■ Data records
====

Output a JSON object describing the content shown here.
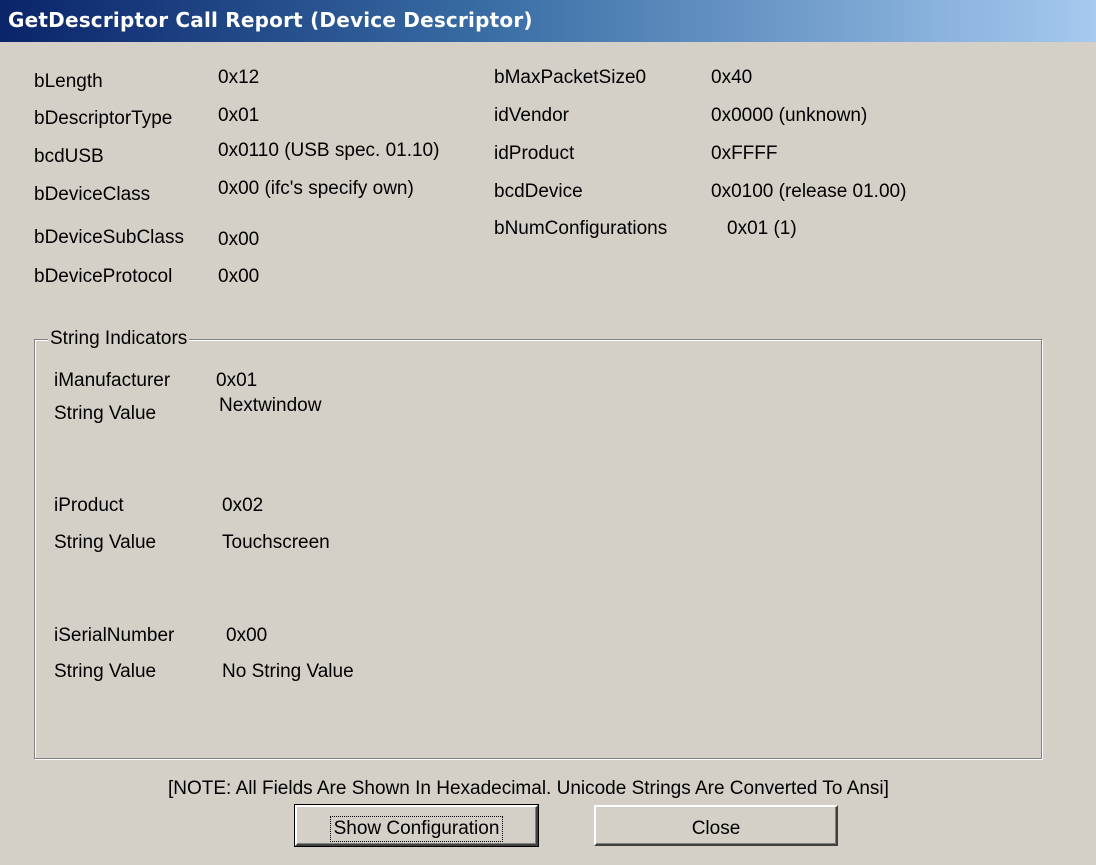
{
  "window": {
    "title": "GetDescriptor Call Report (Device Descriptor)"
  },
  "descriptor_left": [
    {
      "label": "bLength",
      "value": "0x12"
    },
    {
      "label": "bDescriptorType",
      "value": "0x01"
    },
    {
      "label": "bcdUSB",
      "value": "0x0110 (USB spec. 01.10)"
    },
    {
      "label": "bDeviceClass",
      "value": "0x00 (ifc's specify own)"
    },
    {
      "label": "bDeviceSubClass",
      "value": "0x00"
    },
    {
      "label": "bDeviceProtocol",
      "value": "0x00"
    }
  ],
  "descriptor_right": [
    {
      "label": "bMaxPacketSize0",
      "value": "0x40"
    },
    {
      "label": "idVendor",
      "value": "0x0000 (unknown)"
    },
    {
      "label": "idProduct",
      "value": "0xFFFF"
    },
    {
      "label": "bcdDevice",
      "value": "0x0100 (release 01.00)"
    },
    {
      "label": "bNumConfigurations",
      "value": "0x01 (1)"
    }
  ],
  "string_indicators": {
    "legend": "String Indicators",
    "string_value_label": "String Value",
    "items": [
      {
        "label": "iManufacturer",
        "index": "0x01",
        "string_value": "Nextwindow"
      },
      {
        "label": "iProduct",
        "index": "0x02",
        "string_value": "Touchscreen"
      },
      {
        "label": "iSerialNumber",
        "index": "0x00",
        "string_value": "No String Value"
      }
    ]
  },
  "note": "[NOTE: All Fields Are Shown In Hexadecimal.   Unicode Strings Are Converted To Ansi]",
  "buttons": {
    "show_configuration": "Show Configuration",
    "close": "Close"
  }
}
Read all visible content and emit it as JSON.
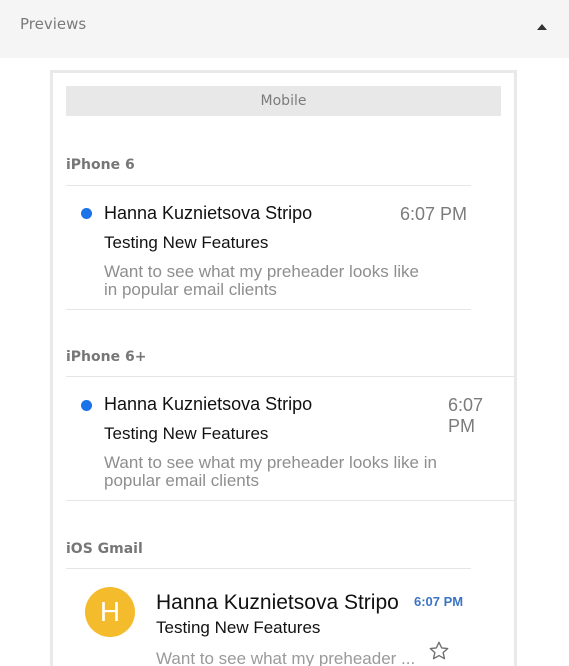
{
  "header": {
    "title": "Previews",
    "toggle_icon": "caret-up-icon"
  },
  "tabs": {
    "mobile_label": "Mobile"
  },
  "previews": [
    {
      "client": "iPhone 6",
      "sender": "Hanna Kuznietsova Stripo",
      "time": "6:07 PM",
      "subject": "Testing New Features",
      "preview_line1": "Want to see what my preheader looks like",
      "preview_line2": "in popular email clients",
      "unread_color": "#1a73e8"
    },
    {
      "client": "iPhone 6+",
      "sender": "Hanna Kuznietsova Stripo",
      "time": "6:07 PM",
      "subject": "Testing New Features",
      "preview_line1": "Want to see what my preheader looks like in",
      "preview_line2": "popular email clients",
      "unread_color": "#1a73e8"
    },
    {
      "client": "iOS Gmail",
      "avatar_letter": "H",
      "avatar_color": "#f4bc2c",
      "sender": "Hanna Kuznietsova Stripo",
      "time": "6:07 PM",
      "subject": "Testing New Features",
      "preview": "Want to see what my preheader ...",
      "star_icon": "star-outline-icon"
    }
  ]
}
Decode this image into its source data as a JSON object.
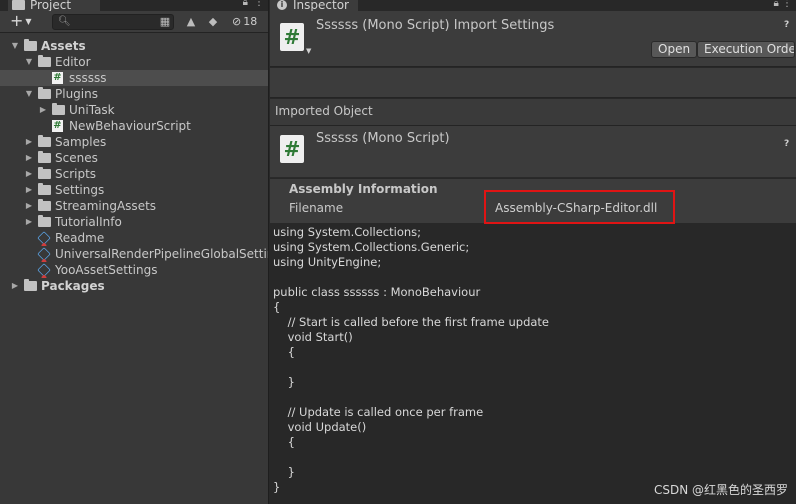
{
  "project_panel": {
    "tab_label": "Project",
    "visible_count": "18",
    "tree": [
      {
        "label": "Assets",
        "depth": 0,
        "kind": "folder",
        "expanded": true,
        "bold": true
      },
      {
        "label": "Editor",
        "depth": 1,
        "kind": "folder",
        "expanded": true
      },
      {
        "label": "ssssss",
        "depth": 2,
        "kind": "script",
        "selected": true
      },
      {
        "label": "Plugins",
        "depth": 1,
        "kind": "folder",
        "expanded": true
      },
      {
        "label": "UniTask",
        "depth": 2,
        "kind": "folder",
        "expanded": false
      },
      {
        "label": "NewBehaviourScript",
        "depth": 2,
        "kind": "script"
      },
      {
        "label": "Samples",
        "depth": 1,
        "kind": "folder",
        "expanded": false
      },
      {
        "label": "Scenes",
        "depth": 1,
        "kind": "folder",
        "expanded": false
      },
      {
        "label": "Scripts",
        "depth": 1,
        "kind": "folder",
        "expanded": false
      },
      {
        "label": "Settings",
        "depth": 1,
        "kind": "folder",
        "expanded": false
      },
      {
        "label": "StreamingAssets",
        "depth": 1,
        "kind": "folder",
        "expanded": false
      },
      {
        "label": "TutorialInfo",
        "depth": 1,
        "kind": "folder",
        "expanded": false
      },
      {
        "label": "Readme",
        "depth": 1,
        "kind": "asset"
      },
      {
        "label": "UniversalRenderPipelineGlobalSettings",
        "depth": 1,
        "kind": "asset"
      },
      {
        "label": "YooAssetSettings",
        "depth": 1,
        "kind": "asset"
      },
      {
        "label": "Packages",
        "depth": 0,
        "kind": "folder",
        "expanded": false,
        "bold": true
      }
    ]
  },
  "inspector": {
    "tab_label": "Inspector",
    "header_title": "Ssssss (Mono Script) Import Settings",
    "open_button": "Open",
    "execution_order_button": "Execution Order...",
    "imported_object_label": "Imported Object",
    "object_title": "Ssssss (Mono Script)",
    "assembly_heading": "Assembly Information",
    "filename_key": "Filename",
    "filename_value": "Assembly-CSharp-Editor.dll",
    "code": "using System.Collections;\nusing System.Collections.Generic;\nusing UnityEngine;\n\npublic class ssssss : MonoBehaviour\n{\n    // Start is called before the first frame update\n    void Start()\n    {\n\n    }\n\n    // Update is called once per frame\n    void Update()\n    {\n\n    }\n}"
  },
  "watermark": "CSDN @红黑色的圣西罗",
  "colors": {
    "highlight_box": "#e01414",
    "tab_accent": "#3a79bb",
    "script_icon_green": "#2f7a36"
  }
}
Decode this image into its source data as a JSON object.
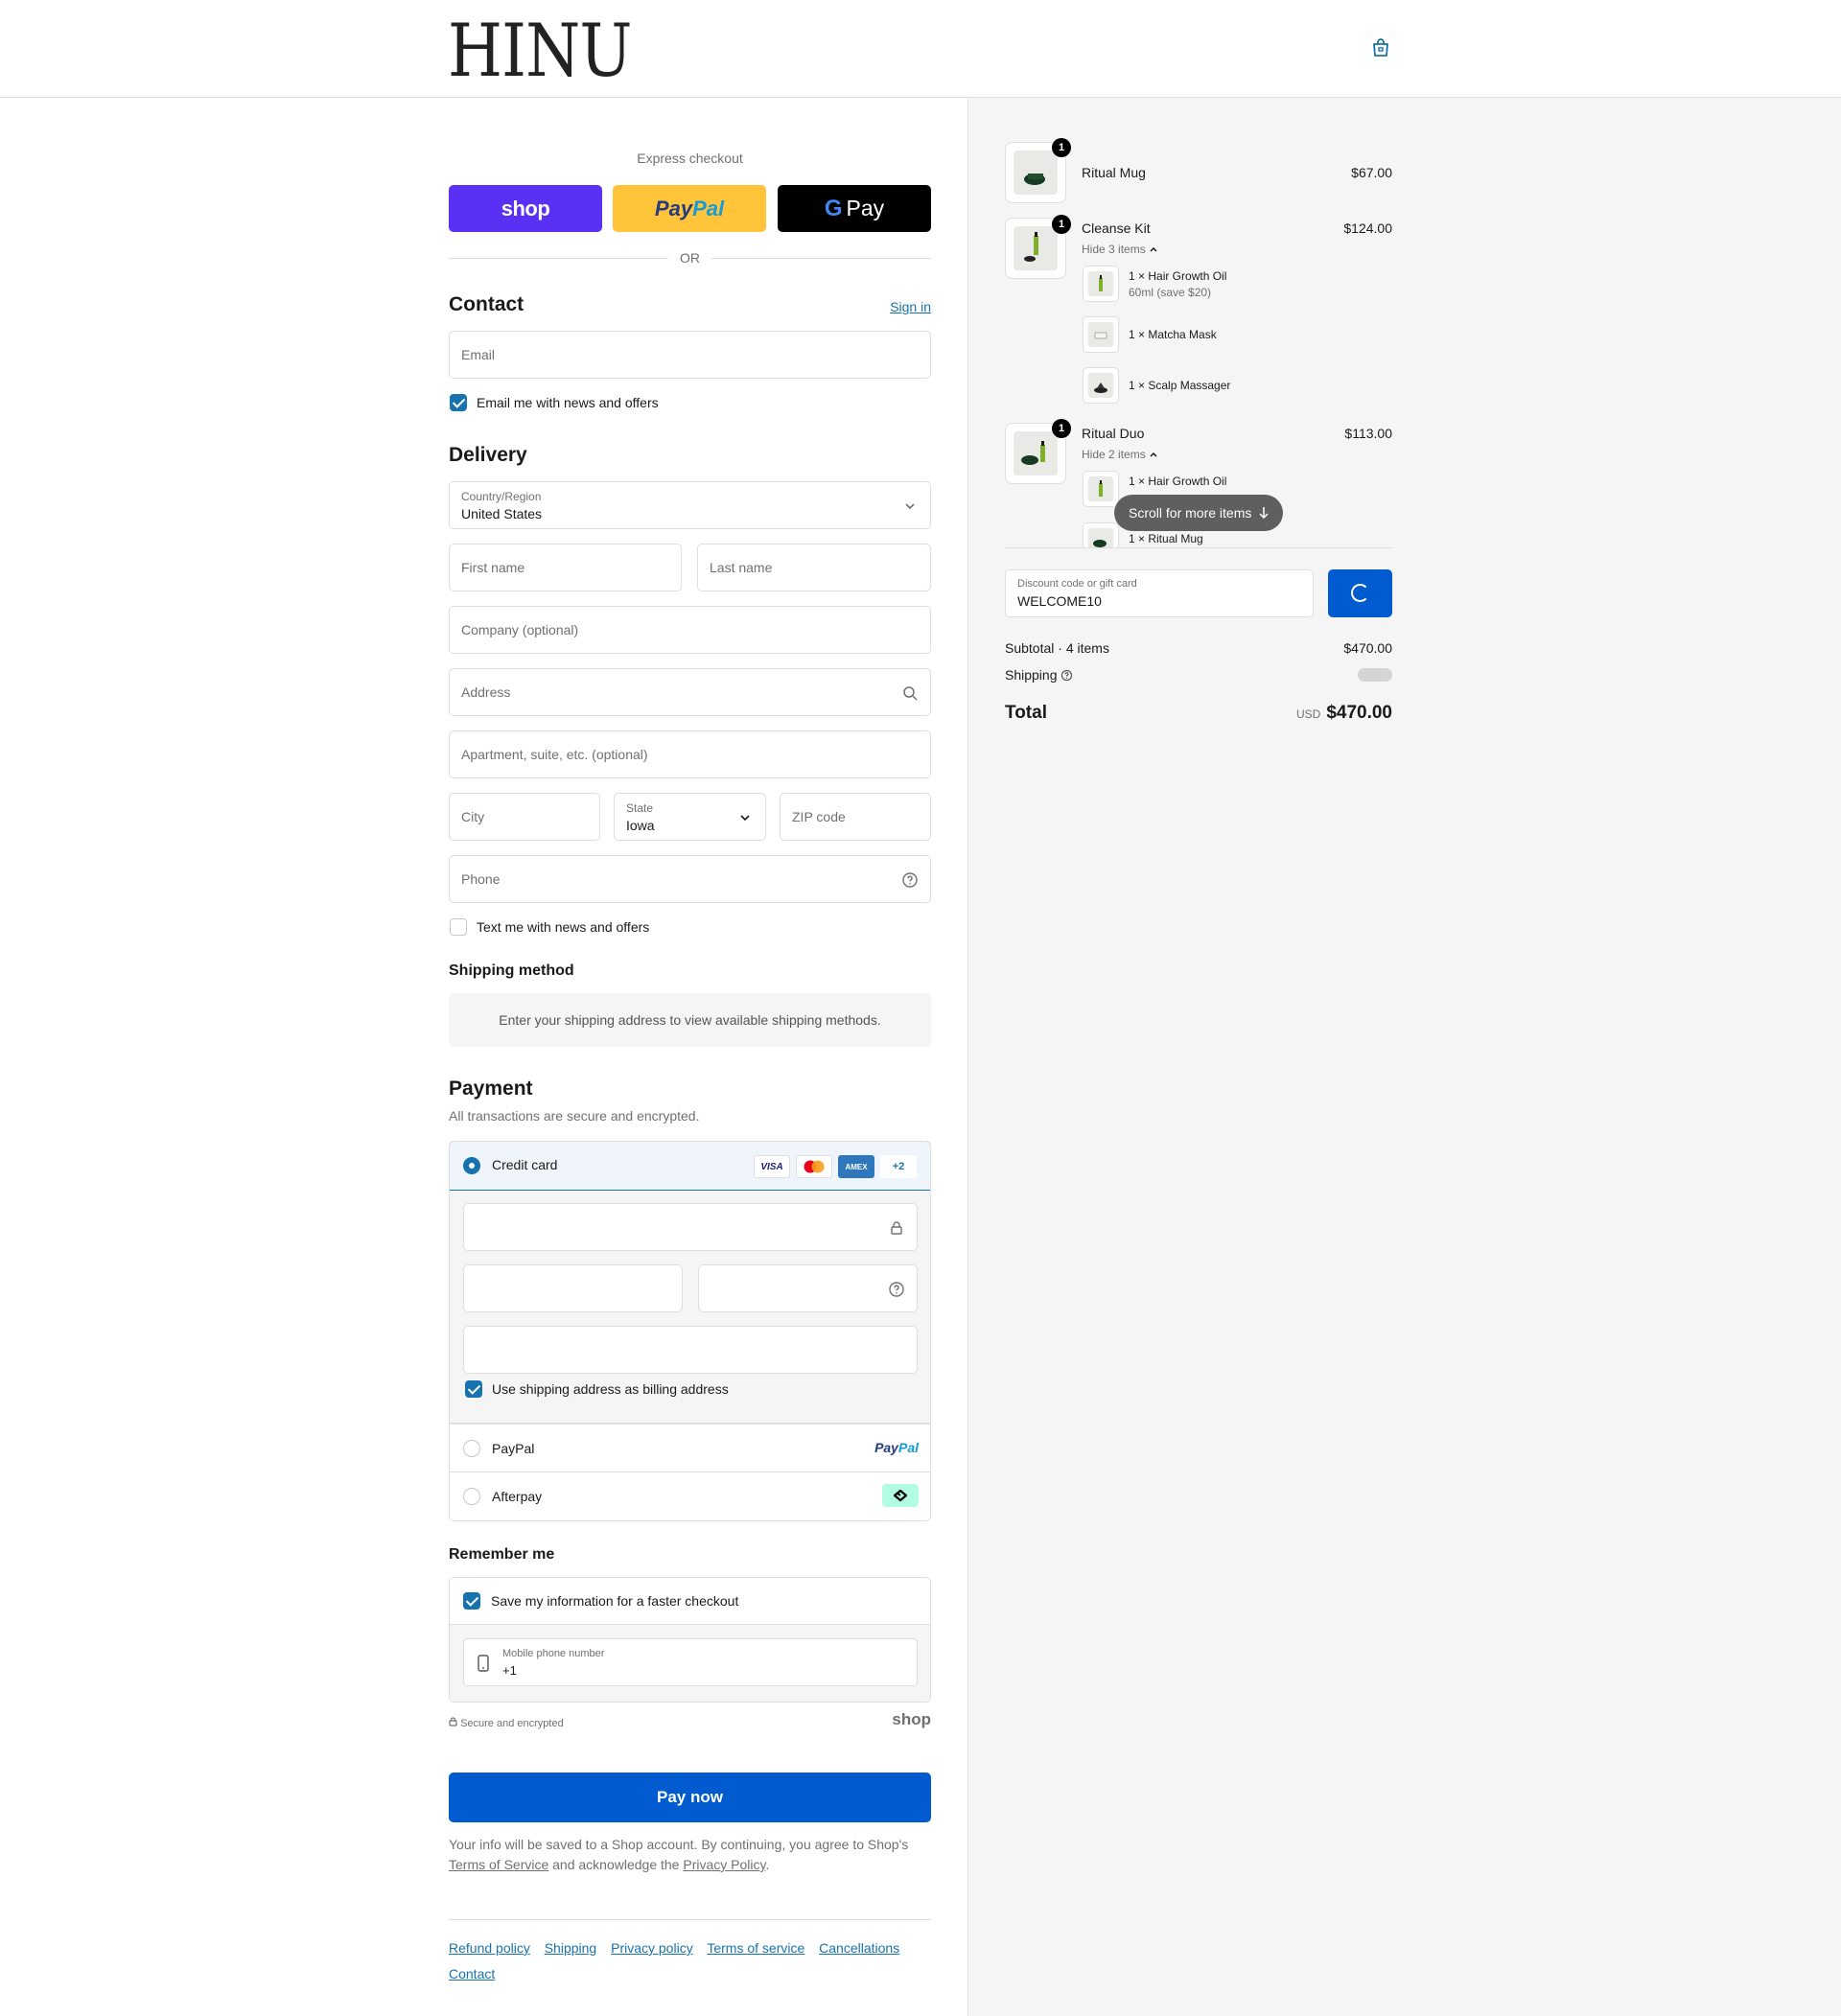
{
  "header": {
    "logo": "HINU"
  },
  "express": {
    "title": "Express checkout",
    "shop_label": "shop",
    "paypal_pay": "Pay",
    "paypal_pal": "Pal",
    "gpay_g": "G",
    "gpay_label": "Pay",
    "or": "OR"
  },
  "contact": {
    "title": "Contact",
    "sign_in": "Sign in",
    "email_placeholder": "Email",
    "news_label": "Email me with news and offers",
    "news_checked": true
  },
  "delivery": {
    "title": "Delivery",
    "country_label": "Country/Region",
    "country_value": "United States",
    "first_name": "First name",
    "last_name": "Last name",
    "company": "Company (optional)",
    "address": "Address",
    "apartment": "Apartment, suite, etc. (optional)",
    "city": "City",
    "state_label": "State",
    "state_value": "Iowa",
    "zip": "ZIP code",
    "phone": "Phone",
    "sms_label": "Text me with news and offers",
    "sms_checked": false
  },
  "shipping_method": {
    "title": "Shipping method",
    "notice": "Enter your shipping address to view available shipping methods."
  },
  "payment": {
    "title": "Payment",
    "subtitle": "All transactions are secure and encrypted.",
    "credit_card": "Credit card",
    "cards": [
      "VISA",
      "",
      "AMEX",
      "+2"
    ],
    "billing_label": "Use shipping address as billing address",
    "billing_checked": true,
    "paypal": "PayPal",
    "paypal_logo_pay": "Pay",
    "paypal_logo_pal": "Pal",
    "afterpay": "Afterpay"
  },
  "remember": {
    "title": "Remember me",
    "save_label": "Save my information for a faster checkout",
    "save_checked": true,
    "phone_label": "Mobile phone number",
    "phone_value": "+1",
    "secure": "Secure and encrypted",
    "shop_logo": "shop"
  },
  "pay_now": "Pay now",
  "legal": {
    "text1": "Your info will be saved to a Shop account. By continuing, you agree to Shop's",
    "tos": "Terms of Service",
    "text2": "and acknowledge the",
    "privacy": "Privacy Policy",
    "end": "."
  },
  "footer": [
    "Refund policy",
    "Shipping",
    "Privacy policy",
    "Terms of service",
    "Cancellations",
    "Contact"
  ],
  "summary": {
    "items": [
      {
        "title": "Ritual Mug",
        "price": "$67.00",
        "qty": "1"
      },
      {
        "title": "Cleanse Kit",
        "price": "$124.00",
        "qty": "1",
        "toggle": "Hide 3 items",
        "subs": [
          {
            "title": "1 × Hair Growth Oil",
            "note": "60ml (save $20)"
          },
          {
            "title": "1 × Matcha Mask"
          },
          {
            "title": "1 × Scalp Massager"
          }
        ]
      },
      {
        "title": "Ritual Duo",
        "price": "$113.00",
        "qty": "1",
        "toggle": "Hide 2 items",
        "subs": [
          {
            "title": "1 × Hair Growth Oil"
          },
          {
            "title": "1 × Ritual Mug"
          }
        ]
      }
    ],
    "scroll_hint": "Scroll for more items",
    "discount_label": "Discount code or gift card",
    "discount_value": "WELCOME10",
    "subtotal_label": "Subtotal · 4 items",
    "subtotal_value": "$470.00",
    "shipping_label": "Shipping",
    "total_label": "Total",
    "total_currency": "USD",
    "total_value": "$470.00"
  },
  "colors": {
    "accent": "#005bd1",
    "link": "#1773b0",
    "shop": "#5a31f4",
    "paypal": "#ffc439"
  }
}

====

■ Stated task
Find every line in the entries that includes the word "Assembly", then state how many there are and nothing else.

■ Reply
2